--- AIM ---
Pull out every line of the listing below where "REFERENTE" appears.

>> Start DATA PROVIDED

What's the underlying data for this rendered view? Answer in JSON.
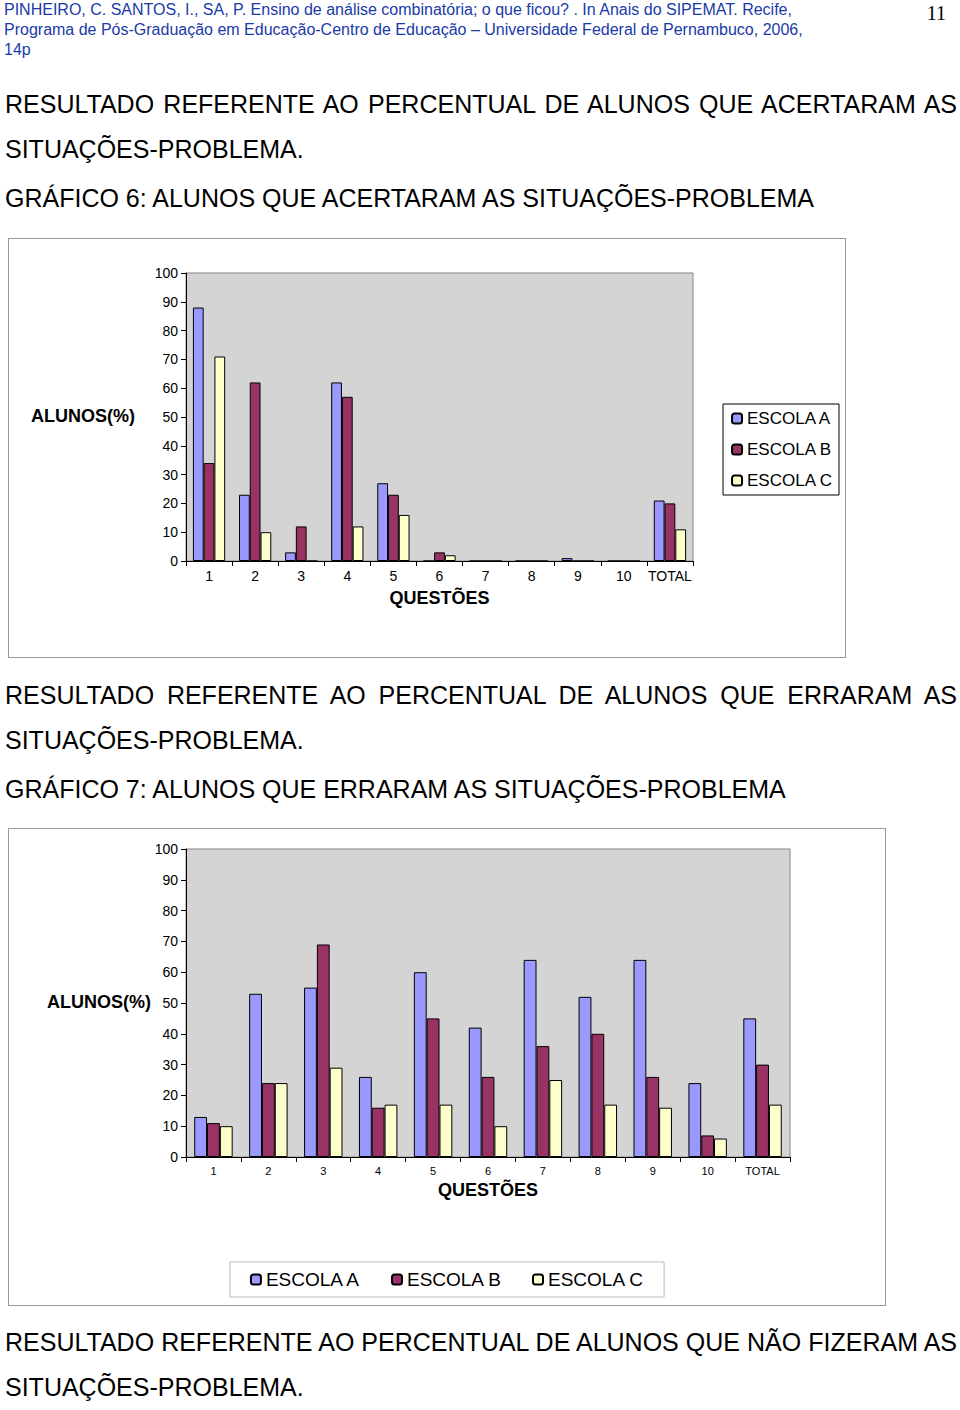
{
  "header": {
    "lines": [
      "PINHEIRO, C. SANTOS, I., SA, P. Ensino de análise combinatória; o que ficou? . In Anais do SIPEMAT. Recife,",
      "Programa de Pós-Graduação em Educação-Centro de Educação – Universidade Federal de Pernambuco, 2006,",
      "14p"
    ],
    "page_number": 11
  },
  "chart_data": [
    {
      "type": "bar",
      "heading": "RESULTADO REFERENTE AO PERCENTUAL DE ALUNOS QUE ACERTARAM AS SITUAÇÕES-PROBLEMA.",
      "title": "GRÁFICO 6: ALUNOS QUE ACERTARAM AS SITUAÇÕES-PROBLEMA",
      "x_label": "QUESTÕES",
      "y_label": "ALUNOS(%)",
      "categories": [
        "1",
        "2",
        "3",
        "4",
        "5",
        "6",
        "7",
        "8",
        "9",
        "10",
        "TOTAL"
      ],
      "series": [
        {
          "name": "ESCOLA A",
          "color": "#9999ff",
          "values": [
            88,
            23,
            3,
            62,
            27,
            0,
            0,
            0,
            1,
            0,
            21
          ]
        },
        {
          "name": "ESCOLA B",
          "color": "#993366",
          "values": [
            34,
            62,
            12,
            57,
            23,
            3,
            0,
            0,
            0,
            0,
            20
          ]
        },
        {
          "name": "ESCOLA C",
          "color": "#ffffcc",
          "values": [
            71,
            10,
            0,
            12,
            16,
            2,
            0,
            0,
            0,
            0,
            11
          ]
        }
      ],
      "ylim": [
        0,
        100
      ],
      "yticks": [
        0,
        10,
        20,
        30,
        40,
        50,
        60,
        70,
        80,
        90,
        100
      ],
      "grid": false,
      "legend": "right"
    },
    {
      "type": "bar",
      "heading": "RESULTADO REFERENTE AO PERCENTUAL DE ALUNOS QUE ERRARAM AS SITUAÇÕES-PROBLEMA.",
      "title": "GRÁFICO 7: ALUNOS QUE ERRARAM AS SITUAÇÕES-PROBLEMA",
      "x_label": "QUESTÕES",
      "y_label": "ALUNOS(%)",
      "categories": [
        "1",
        "2",
        "3",
        "4",
        "5",
        "6",
        "7",
        "8",
        "9",
        "10",
        "TOTAL"
      ],
      "series": [
        {
          "name": "ESCOLA A",
          "color": "#9999ff",
          "values": [
            13,
            53,
            55,
            26,
            60,
            42,
            64,
            52,
            64,
            24,
            45
          ]
        },
        {
          "name": "ESCOLA B",
          "color": "#993366",
          "values": [
            11,
            24,
            69,
            16,
            45,
            26,
            36,
            40,
            26,
            7,
            30
          ]
        },
        {
          "name": "ESCOLA C",
          "color": "#ffffcc",
          "values": [
            10,
            24,
            29,
            17,
            17,
            10,
            25,
            17,
            16,
            6,
            17
          ]
        }
      ],
      "ylim": [
        0,
        100
      ],
      "yticks": [
        0,
        10,
        20,
        30,
        40,
        50,
        60,
        70,
        80,
        90,
        100
      ],
      "grid": false,
      "legend": "bottom"
    }
  ],
  "closing_heading": "RESULTADO REFERENTE AO PERCENTUAL DE ALUNOS QUE NÃO FIZERAM AS SITUAÇÕES-PROBLEMA."
}
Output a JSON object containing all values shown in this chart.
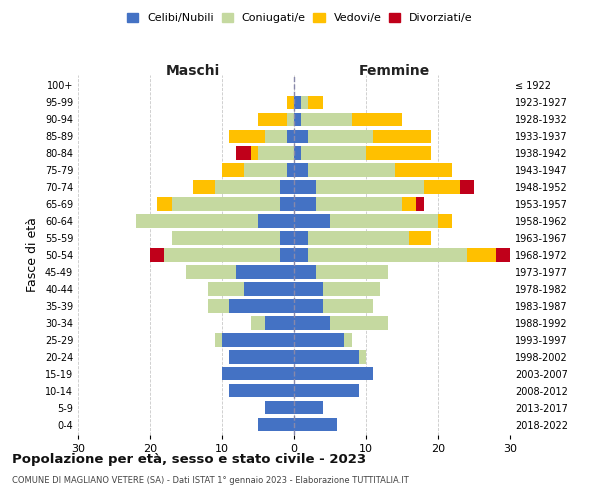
{
  "age_groups": [
    "0-4",
    "5-9",
    "10-14",
    "15-19",
    "20-24",
    "25-29",
    "30-34",
    "35-39",
    "40-44",
    "45-49",
    "50-54",
    "55-59",
    "60-64",
    "65-69",
    "70-74",
    "75-79",
    "80-84",
    "85-89",
    "90-94",
    "95-99",
    "100+"
  ],
  "birth_years": [
    "2018-2022",
    "2013-2017",
    "2008-2012",
    "2003-2007",
    "1998-2002",
    "1993-1997",
    "1988-1992",
    "1983-1987",
    "1978-1982",
    "1973-1977",
    "1968-1972",
    "1963-1967",
    "1958-1962",
    "1953-1957",
    "1948-1952",
    "1943-1947",
    "1938-1942",
    "1933-1937",
    "1928-1932",
    "1923-1927",
    "≤ 1922"
  ],
  "male_celibi": [
    5,
    4,
    9,
    10,
    9,
    10,
    4,
    9,
    7,
    8,
    2,
    2,
    5,
    2,
    2,
    1,
    0,
    1,
    0,
    0,
    0
  ],
  "male_coniugati": [
    0,
    0,
    0,
    0,
    0,
    1,
    2,
    3,
    5,
    7,
    16,
    15,
    17,
    15,
    9,
    6,
    5,
    3,
    1,
    0,
    0
  ],
  "male_vedovi": [
    0,
    0,
    0,
    0,
    0,
    0,
    0,
    0,
    0,
    0,
    0,
    0,
    0,
    2,
    3,
    3,
    1,
    5,
    4,
    1,
    0
  ],
  "male_divorziati": [
    0,
    0,
    0,
    0,
    0,
    0,
    0,
    0,
    0,
    0,
    2,
    0,
    0,
    0,
    0,
    0,
    2,
    0,
    0,
    0,
    0
  ],
  "female_celibi": [
    6,
    4,
    9,
    11,
    9,
    7,
    5,
    4,
    4,
    3,
    2,
    2,
    5,
    3,
    3,
    2,
    1,
    2,
    1,
    1,
    0
  ],
  "female_coniugati": [
    0,
    0,
    0,
    0,
    1,
    1,
    8,
    7,
    8,
    10,
    22,
    14,
    15,
    12,
    15,
    12,
    9,
    9,
    7,
    1,
    0
  ],
  "female_vedovi": [
    0,
    0,
    0,
    0,
    0,
    0,
    0,
    0,
    0,
    0,
    4,
    3,
    2,
    2,
    5,
    8,
    9,
    8,
    7,
    2,
    0
  ],
  "female_divorziati": [
    0,
    0,
    0,
    0,
    0,
    0,
    0,
    0,
    0,
    0,
    2,
    0,
    0,
    1,
    2,
    0,
    0,
    0,
    0,
    0,
    0
  ],
  "colors": {
    "celibi": "#4472c4",
    "coniugati": "#c5d9a0",
    "vedovi": "#ffc000",
    "divorziati": "#c0001a"
  },
  "xlim": [
    -30,
    30
  ],
  "xticks": [
    -30,
    -20,
    -10,
    0,
    10,
    20,
    30
  ],
  "xticklabels": [
    "30",
    "20",
    "10",
    "0",
    "10",
    "20",
    "30"
  ],
  "title_main": "Popolazione per età, sesso e stato civile - 2023",
  "title_sub": "COMUNE DI MAGLIANO VETERE (SA) - Dati ISTAT 1° gennaio 2023 - Elaborazione TUTTITALIA.IT",
  "ylabel_left": "Fasce di età",
  "label_maschi": "Maschi",
  "label_femmine": "Femmine",
  "legend_labels": [
    "Celibi/Nubili",
    "Coniugati/e",
    "Vedovi/e",
    "Divorziati/e"
  ],
  "bg_color": "#ffffff",
  "grid_color": "#bbbbbb"
}
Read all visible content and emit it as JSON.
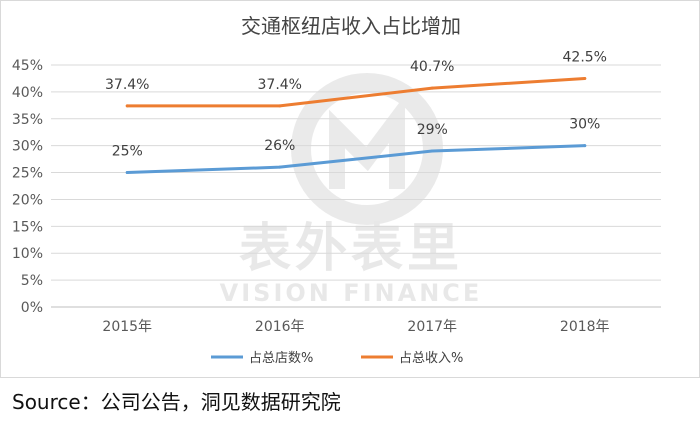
{
  "chart_data": {
    "type": "line",
    "title": "交通枢纽店收入占比增加",
    "categories": [
      "2015年",
      "2016年",
      "2017年",
      "2018年"
    ],
    "ylim": [
      0,
      45
    ],
    "yticks": [
      0,
      5,
      10,
      15,
      20,
      25,
      30,
      35,
      40,
      45
    ],
    "ytick_labels": [
      "0%",
      "5%",
      "10%",
      "15%",
      "20%",
      "25%",
      "30%",
      "35%",
      "40%",
      "45%"
    ],
    "grid": true,
    "legend_position": "bottom",
    "series": [
      {
        "name": "占总店数%",
        "color": "#5b9bd5",
        "values": [
          25,
          26,
          29,
          30
        ],
        "labels": [
          "25%",
          "26%",
          "29%",
          "30%"
        ]
      },
      {
        "name": "占总收入%",
        "color": "#ed7d31",
        "values": [
          37.4,
          37.4,
          40.7,
          42.5
        ],
        "labels": [
          "37.4%",
          "37.4%",
          "40.7%",
          "42.5%"
        ]
      }
    ]
  },
  "watermark": {
    "cn": "表外表里",
    "en": "VISION FINANCE"
  },
  "source": "Source：公司公告，洞见数据研究院"
}
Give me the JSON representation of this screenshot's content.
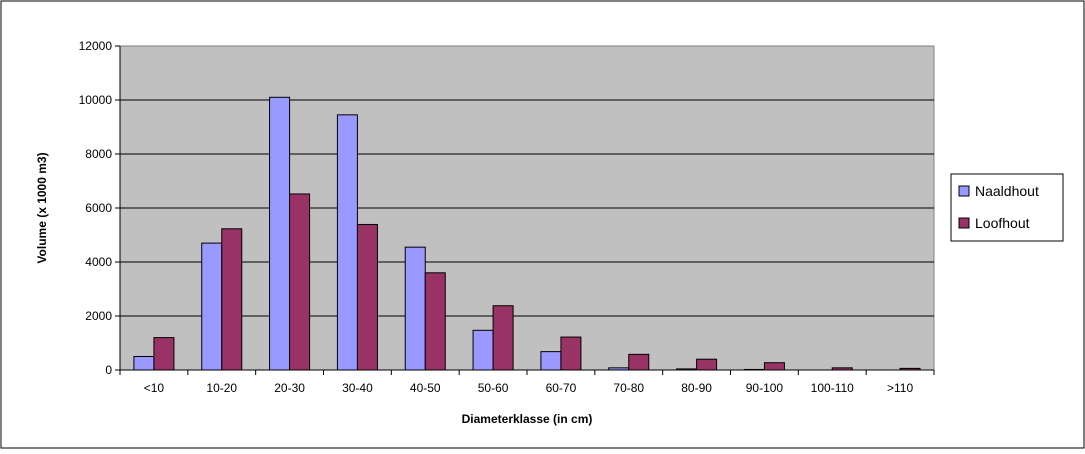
{
  "chart_data": {
    "type": "bar",
    "title": "",
    "xlabel": "Diameterklasse (in cm)",
    "ylabel": "Volume (x 1000 m3)",
    "categories": [
      "<10",
      "10-20",
      "20-30",
      "30-40",
      "40-50",
      "50-60",
      "60-70",
      "70-80",
      "80-90",
      "90-100",
      "100-110",
      ">110"
    ],
    "ylim": [
      0,
      12000
    ],
    "yticks": [
      0,
      2000,
      4000,
      6000,
      8000,
      10000,
      12000
    ],
    "grid": true,
    "legend_position": "right",
    "plot_background": "#c0c0c0",
    "series": [
      {
        "name": "Naaldhout",
        "color": "#9999ff",
        "values": [
          500,
          4700,
          10100,
          9450,
          4550,
          1470,
          680,
          80,
          40,
          20,
          0,
          0
        ]
      },
      {
        "name": "Loofhout",
        "color": "#993366",
        "values": [
          1200,
          5230,
          6520,
          5390,
          3600,
          2380,
          1220,
          580,
          400,
          270,
          80,
          60
        ]
      }
    ]
  }
}
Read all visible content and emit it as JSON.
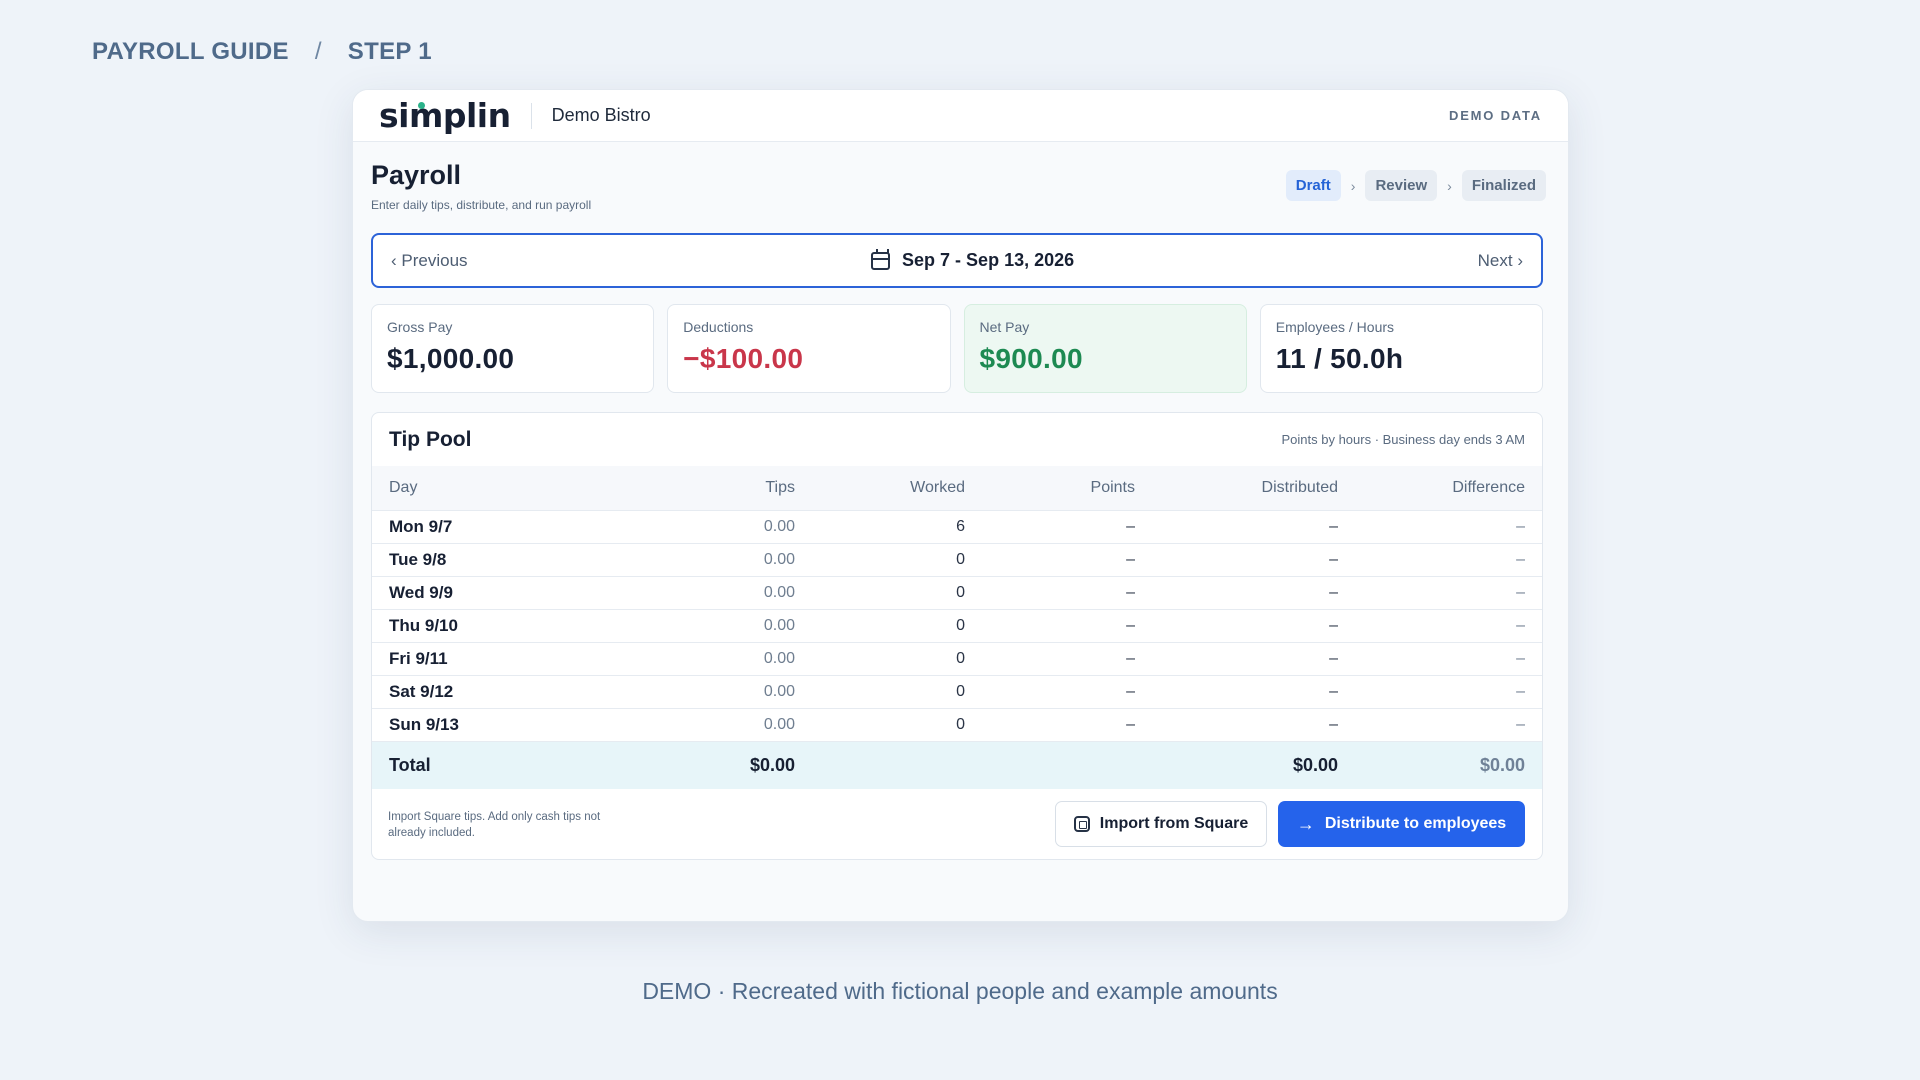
{
  "guide": {
    "title": "PAYROLL GUIDE",
    "separator": "/",
    "step": "STEP 1"
  },
  "topbar": {
    "logo": "simplin",
    "business": "Demo Bistro",
    "badge": "DEMO DATA"
  },
  "page": {
    "title": "Payroll",
    "subtitle": "Enter daily tips, distribute, and run payroll"
  },
  "steps": [
    {
      "label": "Draft",
      "active": true
    },
    {
      "label": "Review",
      "active": false
    },
    {
      "label": "Finalized",
      "active": false
    }
  ],
  "period": {
    "prev": "‹ Previous",
    "range": "Sep 7 - Sep 13, 2026",
    "next": "Next ›",
    "icon": "calendar-icon"
  },
  "stats": {
    "gross": {
      "label": "Gross Pay",
      "value": "$1,000.00"
    },
    "deductions": {
      "label": "Deductions",
      "value": "−$100.00"
    },
    "net": {
      "label": "Net Pay",
      "value": "$900.00"
    },
    "employees": {
      "label": "Employees / Hours",
      "value": "11 / 50.0h"
    }
  },
  "tip_pool": {
    "title": "Tip Pool",
    "note": "Points by hours · Business day ends 3 AM",
    "columns": [
      "Day",
      "Tips",
      "Worked",
      "Points",
      "Distributed",
      "Difference"
    ],
    "rows": [
      [
        "Mon 9/7",
        "0.00",
        "6",
        "–",
        "–",
        "–"
      ],
      [
        "Tue 9/8",
        "0.00",
        "0",
        "–",
        "–",
        "–"
      ],
      [
        "Wed 9/9",
        "0.00",
        "0",
        "–",
        "–",
        "–"
      ],
      [
        "Thu 9/10",
        "0.00",
        "0",
        "–",
        "–",
        "–"
      ],
      [
        "Fri 9/11",
        "0.00",
        "0",
        "–",
        "–",
        "–"
      ],
      [
        "Sat 9/12",
        "0.00",
        "0",
        "–",
        "–",
        "–"
      ],
      [
        "Sun 9/13",
        "0.00",
        "0",
        "–",
        "–",
        "–"
      ]
    ],
    "total": {
      "label": "Total",
      "tips": "$0.00",
      "distributed": "$0.00",
      "difference": "$0.00"
    },
    "footer_note": "Import Square tips. Add only cash tips not already included.",
    "import_button": "Import from Square",
    "distribute_button": "Distribute to employees"
  },
  "caption": "DEMO · Recreated with fictional people and example amounts",
  "colors": {
    "accent": "#2563eb",
    "positive": "#1d8a52",
    "negative": "#c9364a",
    "background": "#eef3f9"
  }
}
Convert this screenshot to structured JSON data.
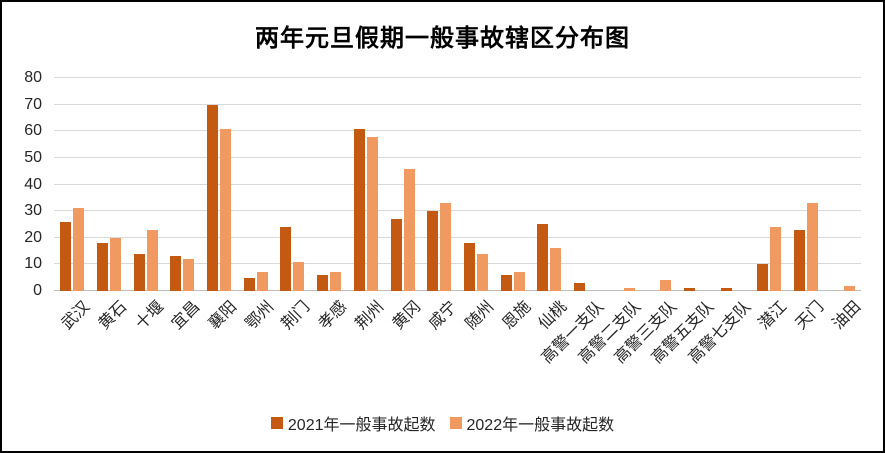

>> End DATA PROVIDED

--- OUTPUT OF THE TASK ---
      "heading": "RESULTADO REFERENTE AO PERCENTUAL DE ALUNOS QUE ACERTARAM AS SITUAÇÕES-PROBLEMA.",
      "heading": "RESULTADO REFERENTE AO PERCENTUAL DE ALUNOS QUE ERRARAM AS SITUAÇÕES-PROBLEMA.",
  "closing_heading": "RESULTADO REFERENTE AO PERCENTUAL DE ALUNOS QUE NÃO FIZERAM AS SITUAÇÕES-PROBLEMA."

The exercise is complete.